* Task statement
Pull out all lines from the listing below in which the word "JSON" appears.

* Data supplied
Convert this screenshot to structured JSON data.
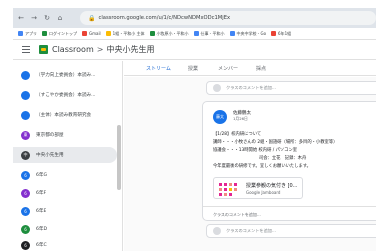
{
  "browser": {
    "url": "classroom.google.com/u/1/c/NDcwNDMxODc1MjEx",
    "nav_icons": [
      "back-icon",
      "forward-icon",
      "reload-icon",
      "home-icon"
    ]
  },
  "bookmarks": [
    {
      "label": "アプリ",
      "color": "#4285f4"
    },
    {
      "label": "ログイントップ",
      "color": "#1e8e3e"
    },
    {
      "label": "Gmail",
      "color": "#ea4335"
    },
    {
      "label": "1組・平和小 主体",
      "color": "#fbbc04"
    },
    {
      "label": "小牧原小・平和小",
      "color": "#1e8e3e"
    },
    {
      "label": "仕事 - 平和小",
      "color": "#4285f4"
    },
    {
      "label": "中央中学校 - Go",
      "color": "#4285f4"
    },
    {
      "label": "6年1組",
      "color": "#ea4335"
    }
  ],
  "header": {
    "app_name": "Classroom",
    "separator": ">",
    "course": "中央小先生用"
  },
  "sidebar": {
    "items": [
      {
        "label": "（学力向上委員会）本読み...",
        "color": "#1a73e8",
        "initial": ""
      },
      {
        "label": "（すこやか委員会）本読み...",
        "color": "#1a73e8",
        "initial": ""
      },
      {
        "label": "（主体）本読み教育研究会",
        "color": "#1a73e8",
        "initial": ""
      },
      {
        "label": "東京都の部屋",
        "color": "#8430ce",
        "initial": "東"
      },
      {
        "label": "中央小先生用",
        "color": "#3c4043",
        "initial": "中"
      },
      {
        "label": "6年G",
        "color": "#1a73e8",
        "initial": "6"
      },
      {
        "label": "6年F",
        "color": "#8430ce",
        "initial": "6"
      },
      {
        "label": "6年E",
        "color": "#1a73e8",
        "initial": "6"
      },
      {
        "label": "6年D",
        "color": "#1e8e3e",
        "initial": "6"
      },
      {
        "label": "6年C",
        "color": "#202124",
        "initial": "6"
      }
    ]
  },
  "tabs": [
    {
      "label": "ストリーム",
      "active": true
    },
    {
      "label": "授業",
      "active": false
    },
    {
      "label": "メンバー",
      "active": false
    },
    {
      "label": "採点",
      "active": false
    }
  ],
  "stream": {
    "comment_placeholder": "クラスのコメントを追加...",
    "post": {
      "avatar": "藤太",
      "author": "佐藤鶴太",
      "date": "1月26日",
      "lines": [
        "【1/28】校内研について",
        "講師・・・小牧さんの 2組・国語研（場所：多目的・小教室等）",
        "協議会・・・13時開始 校内研 / パソコン室",
        "司会：立花　記録：木舟",
        "今年度最後の研修です。宜しくお願いいたします。"
      ],
      "attachment": {
        "title": "授業参観の気付き [0...",
        "type": "Google Jamboard"
      },
      "footer_placeholder": "クラスのコメントを追加..."
    }
  },
  "colors": {
    "accent": "#1967d2",
    "classroom_green": "#1e8e3e"
  }
}
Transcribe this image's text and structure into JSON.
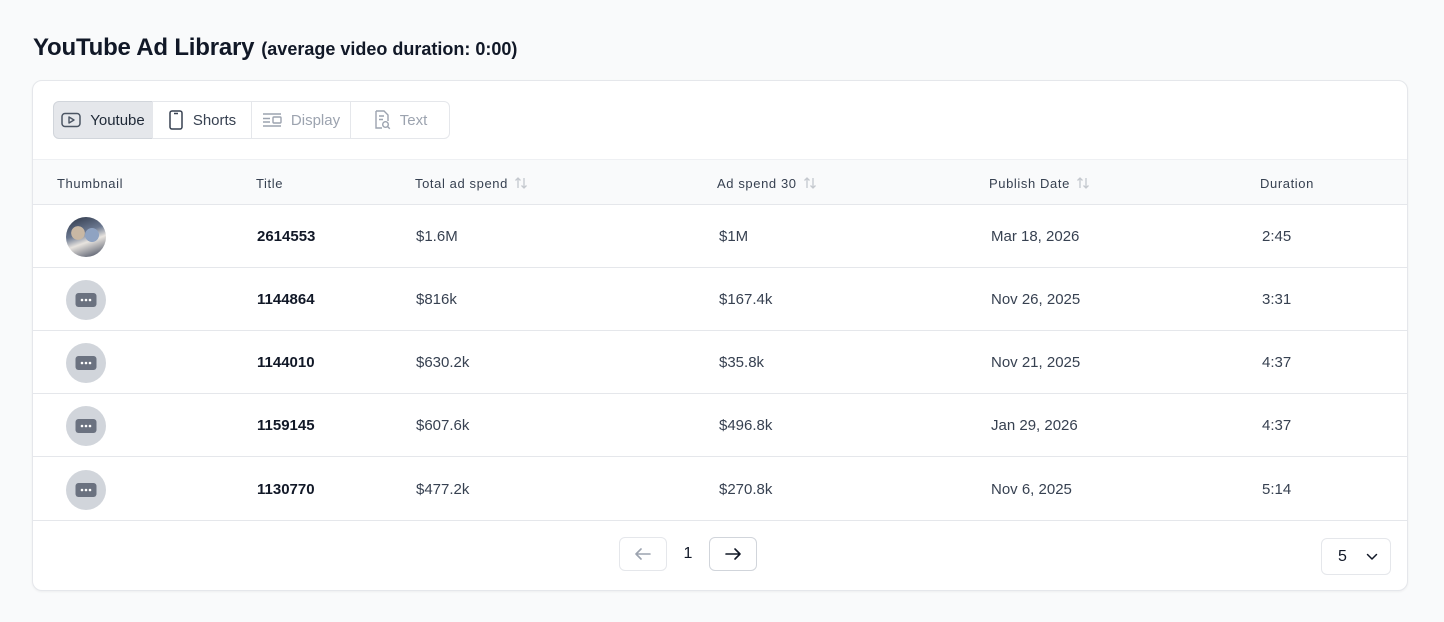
{
  "header": {
    "title": "YouTube Ad Library",
    "subtitle": "(average video duration: 0:00)"
  },
  "tabs": [
    {
      "label": "Youtube",
      "icon": "play-icon",
      "state": "active"
    },
    {
      "label": "Shorts",
      "icon": "phone-icon",
      "state": "normal"
    },
    {
      "label": "Display",
      "icon": "display-icon",
      "state": "disabled"
    },
    {
      "label": "Text",
      "icon": "text-search-icon",
      "state": "disabled"
    }
  ],
  "table": {
    "columns": [
      "Thumbnail",
      "Title",
      "Total ad spend",
      "Ad spend 30",
      "Publish Date",
      "Duration"
    ],
    "rows": [
      {
        "thumbnail": "photo",
        "title": "2614553",
        "total_spend": "$1.6M",
        "spend_30": "$1M",
        "publish_date": "Mar 18, 2026",
        "duration": "2:45"
      },
      {
        "thumbnail": "placeholder",
        "title": "1144864",
        "total_spend": "$816k",
        "spend_30": "$167.4k",
        "publish_date": "Nov 26, 2025",
        "duration": "3:31"
      },
      {
        "thumbnail": "placeholder",
        "title": "1144010",
        "total_spend": "$630.2k",
        "spend_30": "$35.8k",
        "publish_date": "Nov 21, 2025",
        "duration": "4:37"
      },
      {
        "thumbnail": "placeholder",
        "title": "1159145",
        "total_spend": "$607.6k",
        "spend_30": "$496.8k",
        "publish_date": "Jan 29, 2026",
        "duration": "4:37"
      },
      {
        "thumbnail": "placeholder",
        "title": "1130770",
        "total_spend": "$477.2k",
        "spend_30": "$270.8k",
        "publish_date": "Nov 6, 2025",
        "duration": "5:14"
      }
    ]
  },
  "pagination": {
    "current_page": "1",
    "page_size": "5"
  },
  "colors": {
    "accent_active_tab": "#e5e7eb",
    "placeholder_thumb": "#d1d5db",
    "text": "#111827"
  }
}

* Reply
Convert this screenshot to structured JSON data.
Transcribe this image's text and structure into JSON.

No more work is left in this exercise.